[WORK TO COMPLETE] Every line below is to be quoted exactly, with nothing added or dropped.

[GIVEN RECORDS]
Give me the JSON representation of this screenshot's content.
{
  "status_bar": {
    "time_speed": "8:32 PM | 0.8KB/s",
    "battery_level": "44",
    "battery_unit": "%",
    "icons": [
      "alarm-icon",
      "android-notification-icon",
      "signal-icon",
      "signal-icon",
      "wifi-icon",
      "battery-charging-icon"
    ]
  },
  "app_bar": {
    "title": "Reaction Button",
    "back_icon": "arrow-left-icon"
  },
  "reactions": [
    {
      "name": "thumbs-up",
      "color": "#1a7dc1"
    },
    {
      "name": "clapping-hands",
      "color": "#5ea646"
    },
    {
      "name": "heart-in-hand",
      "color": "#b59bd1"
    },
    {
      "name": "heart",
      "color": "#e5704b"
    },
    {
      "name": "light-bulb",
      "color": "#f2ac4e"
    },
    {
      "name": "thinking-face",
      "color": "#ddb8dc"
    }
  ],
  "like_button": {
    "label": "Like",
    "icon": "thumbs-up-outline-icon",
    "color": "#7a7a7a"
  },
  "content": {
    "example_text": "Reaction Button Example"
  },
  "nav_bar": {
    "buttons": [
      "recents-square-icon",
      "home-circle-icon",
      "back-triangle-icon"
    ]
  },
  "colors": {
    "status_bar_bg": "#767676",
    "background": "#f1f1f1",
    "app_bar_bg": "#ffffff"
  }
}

[TASK SOLUTION]
Give me the JSON representation of this screenshot's content.
{
  "status_bar": {
    "time_speed": "8:32 PM | 0.8KB/s",
    "battery_level": "44",
    "battery_unit": "%",
    "icons": [
      "alarm-icon",
      "android-notification-icon",
      "signal-icon",
      "signal-icon",
      "wifi-icon",
      "battery-charging-icon"
    ]
  },
  "app_bar": {
    "title": "Reaction Button",
    "back_icon": "arrow-left-icon"
  },
  "reactions": [
    {
      "name": "thumbs-up",
      "color": "#1a7dc1"
    },
    {
      "name": "clapping-hands",
      "color": "#5ea646"
    },
    {
      "name": "heart-in-hand",
      "color": "#b59bd1"
    },
    {
      "name": "heart",
      "color": "#e5704b"
    },
    {
      "name": "light-bulb",
      "color": "#f2ac4e"
    },
    {
      "name": "thinking-face",
      "color": "#ddb8dc"
    }
  ],
  "like_button": {
    "label": "Like",
    "icon": "thumbs-up-outline-icon",
    "color": "#7a7a7a"
  },
  "content": {
    "example_text": "Reaction Button Example"
  },
  "nav_bar": {
    "buttons": [
      "recents-square-icon",
      "home-circle-icon",
      "back-triangle-icon"
    ]
  },
  "colors": {
    "status_bar_bg": "#767676",
    "background": "#f1f1f1",
    "app_bar_bg": "#ffffff"
  }
}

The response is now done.